* Begin Task material *

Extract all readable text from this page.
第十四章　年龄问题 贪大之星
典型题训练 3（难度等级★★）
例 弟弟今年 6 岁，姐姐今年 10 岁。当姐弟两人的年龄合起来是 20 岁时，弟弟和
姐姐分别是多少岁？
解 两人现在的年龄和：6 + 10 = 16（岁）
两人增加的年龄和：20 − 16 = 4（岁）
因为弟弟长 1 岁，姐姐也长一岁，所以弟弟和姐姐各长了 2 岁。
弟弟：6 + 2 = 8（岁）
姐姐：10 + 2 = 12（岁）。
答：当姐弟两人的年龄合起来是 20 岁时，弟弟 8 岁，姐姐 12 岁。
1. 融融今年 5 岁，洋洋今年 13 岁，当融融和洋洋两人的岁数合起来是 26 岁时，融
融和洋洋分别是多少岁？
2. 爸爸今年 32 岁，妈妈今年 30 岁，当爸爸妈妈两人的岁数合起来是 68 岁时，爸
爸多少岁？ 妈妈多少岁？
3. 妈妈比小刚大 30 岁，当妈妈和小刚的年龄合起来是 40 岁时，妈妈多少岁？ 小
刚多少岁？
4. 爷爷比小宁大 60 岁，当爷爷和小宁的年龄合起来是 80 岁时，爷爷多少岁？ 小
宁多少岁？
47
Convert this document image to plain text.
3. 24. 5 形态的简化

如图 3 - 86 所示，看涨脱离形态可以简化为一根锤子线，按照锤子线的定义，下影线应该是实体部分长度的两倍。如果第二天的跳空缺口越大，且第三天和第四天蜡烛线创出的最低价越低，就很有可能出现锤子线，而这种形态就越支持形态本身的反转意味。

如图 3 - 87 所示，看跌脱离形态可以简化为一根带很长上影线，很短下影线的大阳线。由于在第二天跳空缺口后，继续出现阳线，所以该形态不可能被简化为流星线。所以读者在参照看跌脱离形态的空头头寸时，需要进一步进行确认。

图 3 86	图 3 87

* End Task material *

Exercise goal -
Of all the lines above, how many contain the word "text"? Answer with only the number.

Correct result -
2